TO DO ▸
Skip any picture you find and retype all the remaining lines exactly.

[Begin INPUT]

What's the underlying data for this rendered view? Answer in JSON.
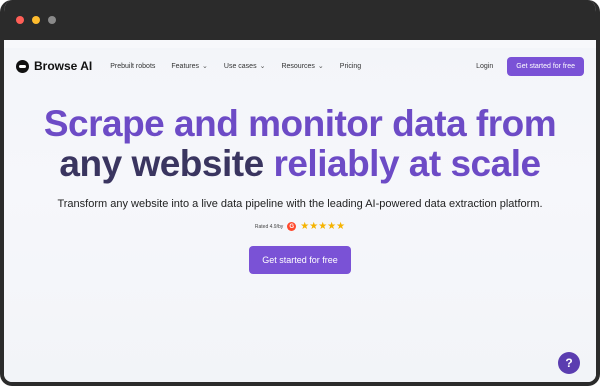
{
  "brand": {
    "name": "Browse AI",
    "icon": "browse-ai-logo-icon"
  },
  "nav": {
    "items": [
      {
        "label": "Prebuilt robots",
        "dropdown": false
      },
      {
        "label": "Features",
        "dropdown": true
      },
      {
        "label": "Use cases",
        "dropdown": true
      },
      {
        "label": "Resources",
        "dropdown": true
      },
      {
        "label": "Pricing",
        "dropdown": false
      }
    ],
    "login": "Login",
    "cta": "Get started for free"
  },
  "hero": {
    "line1": "Scrape and monitor data from",
    "line2_part1": "any website",
    "line2_part2": "reliably at scale",
    "subtitle": "Transform any website into a live data pipeline with the leading AI-powered data extraction platform.",
    "rating_text": "Rated 4.9/by",
    "rating_badge": "G",
    "rating_stars": 5,
    "cta": "Get started for free"
  },
  "help_label": "?",
  "colors": {
    "accent": "#7a52d6",
    "heading_purple": "#6d4bc6",
    "heading_dark": "#3a3560",
    "star": "#f5b301"
  }
}
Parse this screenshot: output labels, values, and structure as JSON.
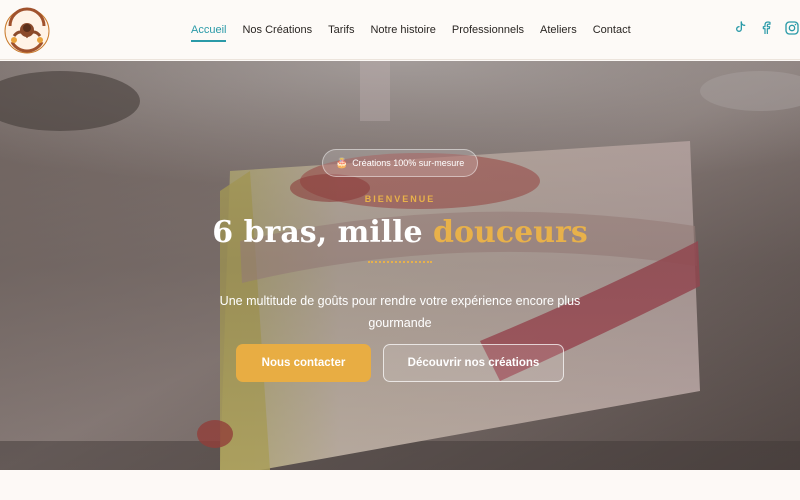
{
  "header": {
    "logo_alt": "Les Délices de Sassoua",
    "nav": [
      {
        "label": "Accueil",
        "active": true
      },
      {
        "label": "Nos Créations",
        "active": false
      },
      {
        "label": "Tarifs",
        "active": false
      },
      {
        "label": "Notre histoire",
        "active": false
      },
      {
        "label": "Professionnels",
        "active": false
      },
      {
        "label": "Ateliers",
        "active": false
      },
      {
        "label": "Contact",
        "active": false
      }
    ],
    "social": [
      "tiktok-icon",
      "facebook-icon",
      "instagram-icon"
    ]
  },
  "hero": {
    "badge": "Créations 100% sur-mesure",
    "badge_icon": "🎂",
    "eyebrow": "BIENVENUE",
    "headline_main": "6 bras, mille ",
    "headline_accent": "douceurs",
    "subtitle": "Une multitude de goûts pour rendre votre expérience encore plus gourmande",
    "primary_button": "Nous contacter",
    "secondary_button": "Découvrir nos créations"
  },
  "colors": {
    "accent_teal": "#2a9aa8",
    "accent_gold": "#e8b14a",
    "button_gold": "#e8ad43"
  }
}
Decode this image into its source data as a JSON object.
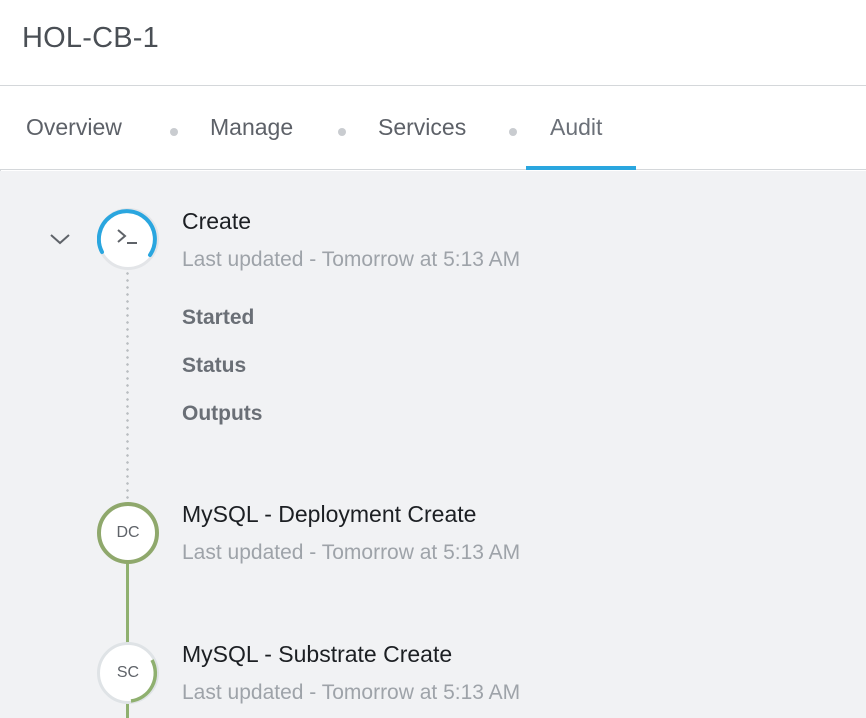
{
  "header": {
    "title": "HOL-CB-1"
  },
  "tabs": [
    {
      "label": "Overview"
    },
    {
      "label": "Manage"
    },
    {
      "label": "Services"
    },
    {
      "label": "Audit"
    }
  ],
  "active_tab": "Audit",
  "colors": {
    "accent": "#2aa6df",
    "success": "#8fa86c",
    "background": "#f1f2f4"
  },
  "audit": {
    "steps": [
      {
        "icon": "terminal-icon",
        "title": "Create",
        "subtitle": "Last updated - Tomorrow at 5:13 AM",
        "expanded": true,
        "details": [
          "Started",
          "Status",
          "Outputs"
        ]
      },
      {
        "badge": "DC",
        "title": "MySQL - Deployment Create",
        "subtitle": "Last updated - Tomorrow at 5:13 AM"
      },
      {
        "badge": "SC",
        "title": "MySQL - Substrate Create",
        "subtitle": "Last updated - Tomorrow at 5:13 AM"
      }
    ]
  }
}
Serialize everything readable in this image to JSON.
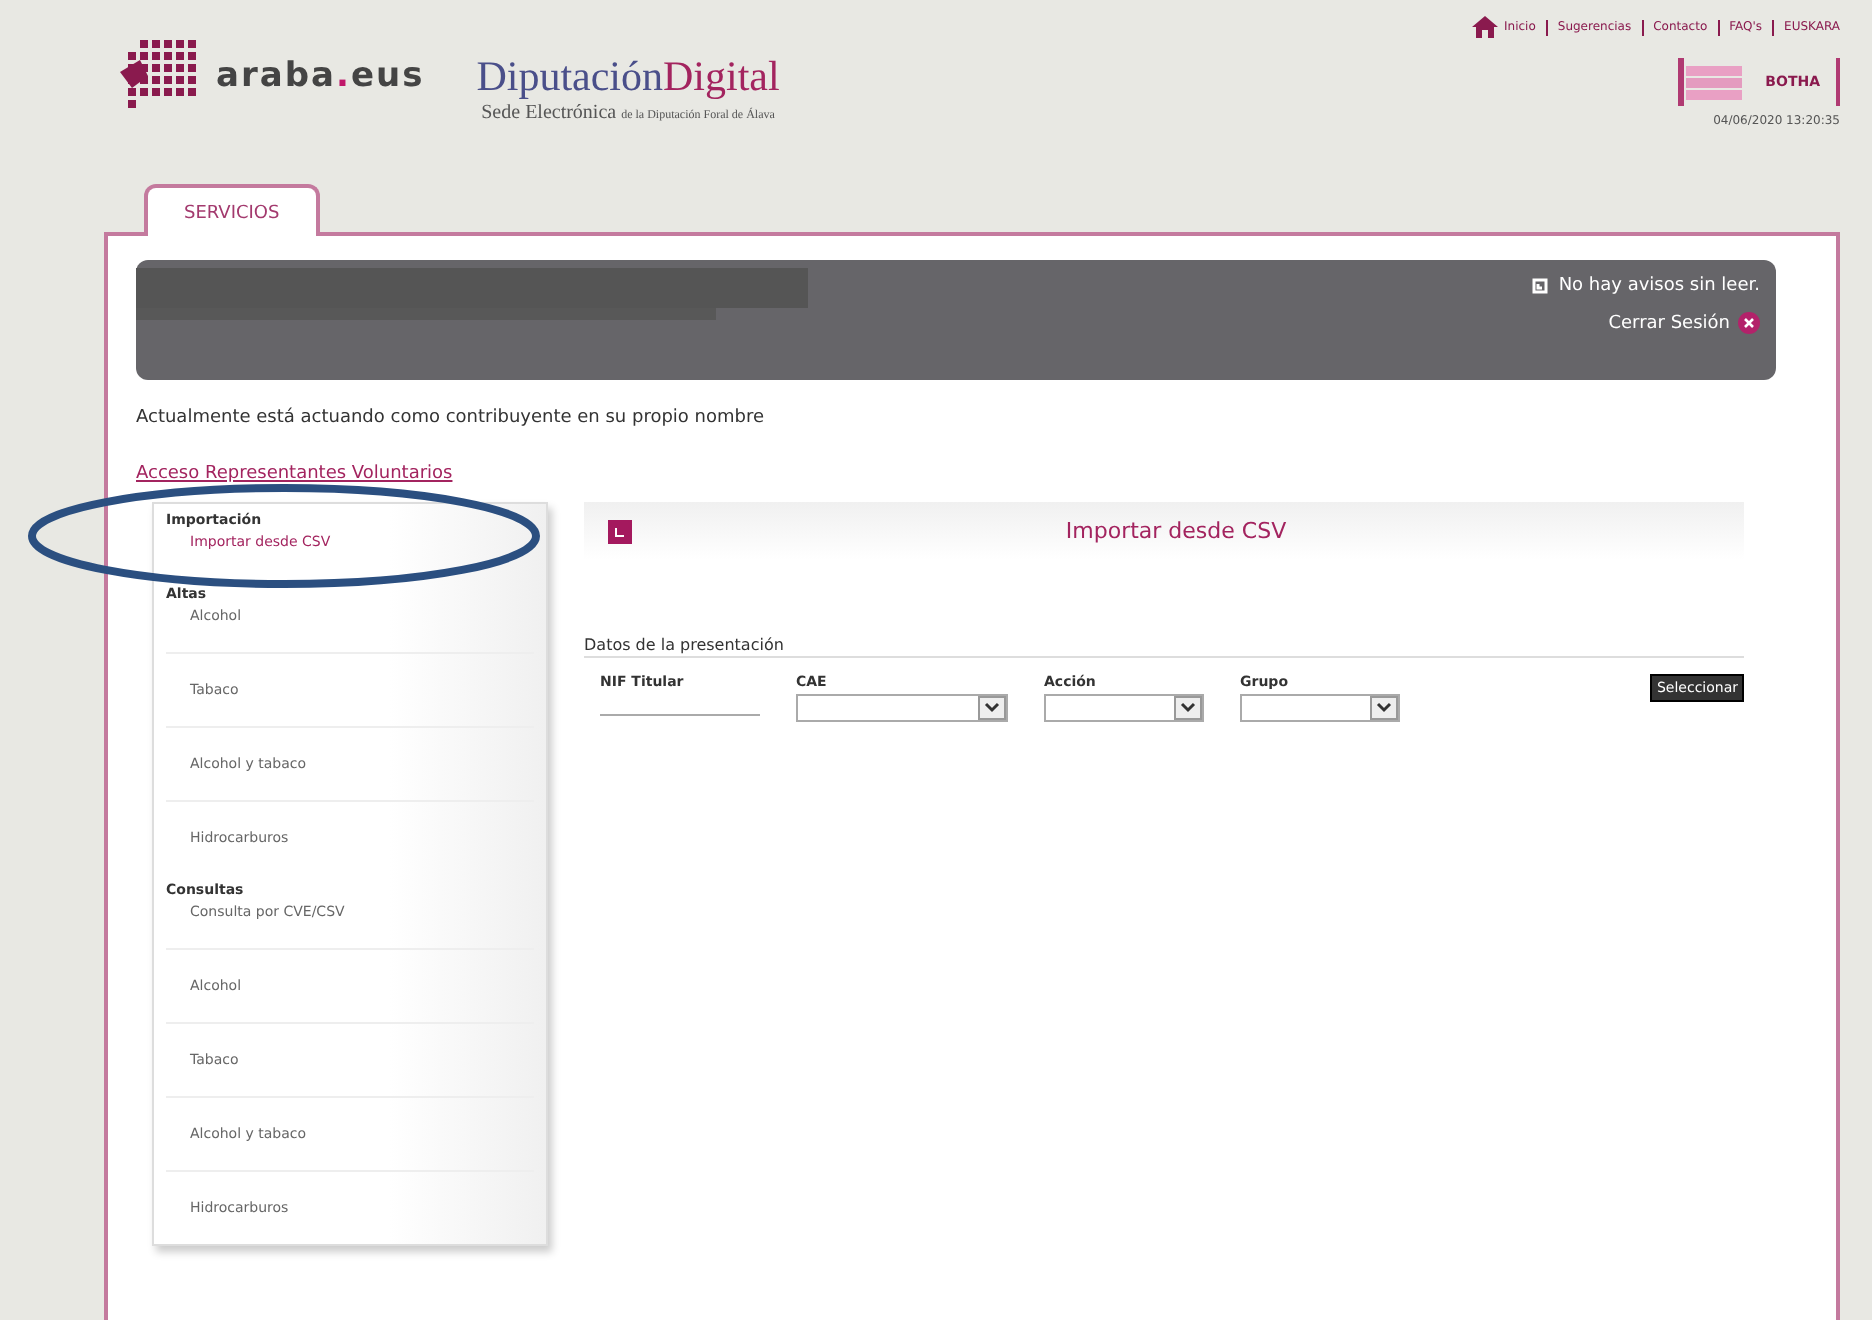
{
  "header": {
    "logo_text": "araba",
    "logo_dot": ".",
    "logo_suffix": "eus",
    "brand_main": "Diputación",
    "brand_accent": "Digital",
    "brand_sub": "Sede Electrónica",
    "brand_sub_small": "de la Diputación Foral de Álava",
    "top_links": [
      "Inicio",
      "Sugerencias",
      "Contacto",
      "FAQ's",
      "EUSKARA"
    ],
    "botha": "BOTHA",
    "datetime": "04/06/2020 13:20:35"
  },
  "tabs": [
    {
      "label": "SERVICIOS",
      "selected": true
    }
  ],
  "user_bar": {
    "notice": "No hay avisos sin leer.",
    "logout": "Cerrar Sesión"
  },
  "acting_as": "Actualmente está actuando como contribuyente en su propio nombre",
  "representatives_link": "Acceso Representantes Voluntarios",
  "sidebar": [
    {
      "heading": "Importación",
      "items": [
        {
          "label": "Importar desde CSV",
          "selected": true
        }
      ]
    },
    {
      "heading": "Altas",
      "items": [
        {
          "label": "Alcohol",
          "selected": false
        },
        {
          "label": "Tabaco",
          "selected": false
        },
        {
          "label": "Alcohol y tabaco",
          "selected": false
        },
        {
          "label": "Hidrocarburos",
          "selected": false
        }
      ]
    },
    {
      "heading": "Consultas",
      "items": [
        {
          "label": "Consulta por CVE/CSV",
          "selected": false
        },
        {
          "label": "Alcohol",
          "selected": false
        },
        {
          "label": "Tabaco",
          "selected": false
        },
        {
          "label": "Alcohol y tabaco",
          "selected": false
        },
        {
          "label": "Hidrocarburos",
          "selected": false
        }
      ]
    }
  ],
  "panel": {
    "title": "Importar desde CSV",
    "section": "Datos de la presentación",
    "fields": [
      {
        "label": "NIF Titular",
        "kind": "text"
      },
      {
        "label": "CAE",
        "kind": "select"
      },
      {
        "label": "Acción",
        "kind": "select"
      },
      {
        "label": "Grupo",
        "kind": "select"
      }
    ],
    "button": "Seleccionar"
  }
}
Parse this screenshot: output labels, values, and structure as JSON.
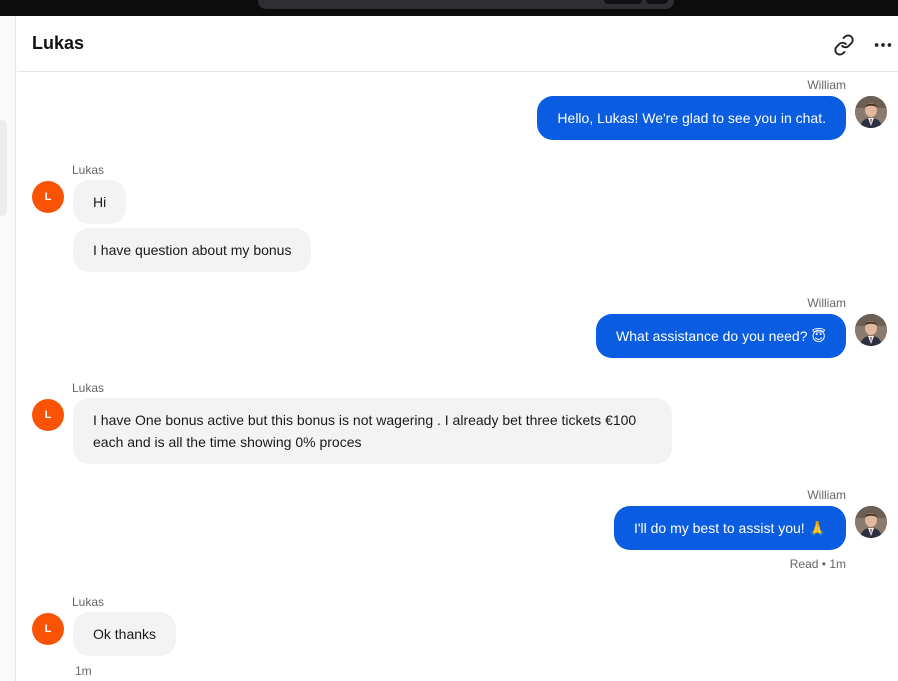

[End INPUT]

TASK SOLUTION ▸
What's the underlying data for this rendered view? Answer in JSON.
{
  "brand": {
    "name": "Browse AI",
    "icon": "browse-ai-logo-icon"
  },
  "nav": {
    "items": [
      {
        "label": "Prebuilt robots",
        "dropdown": false
      },
      {
        "label": "Features",
        "dropdown": true
      },
      {
        "label": "Use cases",
        "dropdown": true
      },
      {
        "label": "Resources",
        "dropdown": true
      },
      {
        "label": "Pricing",
        "dropdown": false
      }
    ],
    "login": "Login",
    "cta": "Get started for free"
  },
  "hero": {
    "line1": "Scrape and monitor data from",
    "line2_part1": "any website",
    "line2_part2": "reliably at scale",
    "subtitle": "Transform any website into a live data pipeline with the leading AI-powered data extraction platform.",
    "rating_text": "Rated 4.9/by",
    "rating_badge": "G",
    "rating_stars": 5,
    "cta": "Get started for free"
  },
  "help_label": "?",
  "colors": {
    "accent": "#7a52d6",
    "heading_purple": "#6d4bc6",
    "heading_dark": "#3a3560",
    "star": "#f5b301"
  }
}
Parse this screenshot: output labels, values, and structure as JSON.
{
  "header": {
    "logo_alt": "Les Délices de Sassoua",
    "nav": [
      {
        "label": "Accueil",
        "active": true
      },
      {
        "label": "Nos Créations",
        "active": false
      },
      {
        "label": "Tarifs",
        "active": false
      },
      {
        "label": "Notre histoire",
        "active": false
      },
      {
        "label": "Professionnels",
        "active": false
      },
      {
        "label": "Ateliers",
        "active": false
      },
      {
        "label": "Contact",
        "active": false
      }
    ],
    "social": [
      "tiktok-icon",
      "facebook-icon",
      "instagram-icon"
    ]
  },
  "hero": {
    "badge": "Créations 100% sur-mesure",
    "badge_icon": "🎂",
    "eyebrow": "BIENVENUE",
    "headline_main": "6 bras, mille ",
    "headline_accent": "douceurs",
    "subtitle": "Une multitude de goûts pour rendre votre expérience encore plus gourmande",
    "primary_button": "Nous contacter",
    "secondary_button": "Découvrir nos créations"
  },
  "colors": {
    "accent_teal": "#2a9aa8",
    "accent_gold": "#e8b14a",
    "button_gold": "#e8ad43"
  }
}
Decode this image into its source data as a JSON object.
{
  "header": {
    "title": "HOL-CB-1"
  },
  "tabs": [
    {
      "label": "Overview"
    },
    {
      "label": "Manage"
    },
    {
      "label": "Services"
    },
    {
      "label": "Audit"
    }
  ],
  "active_tab": "Audit",
  "colors": {
    "accent": "#2aa6df",
    "success": "#8fa86c",
    "background": "#f1f2f4"
  },
  "audit": {
    "steps": [
      {
        "icon": "terminal-icon",
        "title": "Create",
        "subtitle": "Last updated - Tomorrow at 5:13 AM",
        "expanded": true,
        "details": [
          "Started",
          "Status",
          "Outputs"
        ]
      },
      {
        "badge": "DC",
        "title": "MySQL - Deployment Create",
        "subtitle": "Last updated - Tomorrow at 5:13 AM"
      },
      {
        "badge": "SC",
        "title": "MySQL - Substrate Create",
        "subtitle": "Last updated - Tomorrow at 5:13 AM"
      }
    ]
  }
}
Serialize everything readable in this image to JSON.
{
  "header": {
    "logo_text": "araba",
    "logo_dot": ".",
    "logo_suffix": "eus",
    "brand_main": "Diputación",
    "brand_accent": "Digital",
    "brand_sub": "Sede Electrónica",
    "brand_sub_small": "de la Diputación Foral de Álava",
    "top_links": [
      "Inicio",
      "Sugerencias",
      "Contacto",
      "FAQ's",
      "EUSKARA"
    ],
    "botha": "BOTHA",
    "datetime": "04/06/2020 13:20:35"
  },
  "tabs": [
    {
      "label": "SERVICIOS",
      "selected": true
    }
  ],
  "user_bar": {
    "notice": "No hay avisos sin leer.",
    "logout": "Cerrar Sesión"
  },
  "acting_as": "Actualmente está actuando como contribuyente en su propio nombre",
  "representatives_link": "Acceso Representantes Voluntarios",
  "sidebar": [
    {
      "heading": "Importación",
      "items": [
        {
          "label": "Importar desde CSV",
          "selected": true
        }
      ]
    },
    {
      "heading": "Altas",
      "items": [
        {
          "label": "Alcohol",
          "selected": false
        },
        {
          "label": "Tabaco",
          "selected": false
        },
        {
          "label": "Alcohol y tabaco",
          "selected": false
        },
        {
          "label": "Hidrocarburos",
          "selected": false
        }
      ]
    },
    {
      "heading": "Consultas",
      "items": [
        {
          "label": "Consulta por CVE/CSV",
          "selected": false
        },
        {
          "label": "Alcohol",
          "selected": false
        },
        {
          "label": "Tabaco",
          "selected": false
        },
        {
          "label": "Alcohol y tabaco",
          "selected": false
        },
        {
          "label": "Hidrocarburos",
          "selected": false
        }
      ]
    }
  ],
  "panel": {
    "title": "Importar desde CSV",
    "section": "Datos de la presentación",
    "fields": [
      {
        "label": "NIF Titular",
        "kind": "text"
      },
      {
        "label": "CAE",
        "kind": "select"
      },
      {
        "label": "Acción",
        "kind": "select"
      },
      {
        "label": "Grupo",
        "kind": "select"
      }
    ],
    "button": "Seleccionar"
  }
}
Parse this screenshot: output labels, values, and structure as JSON.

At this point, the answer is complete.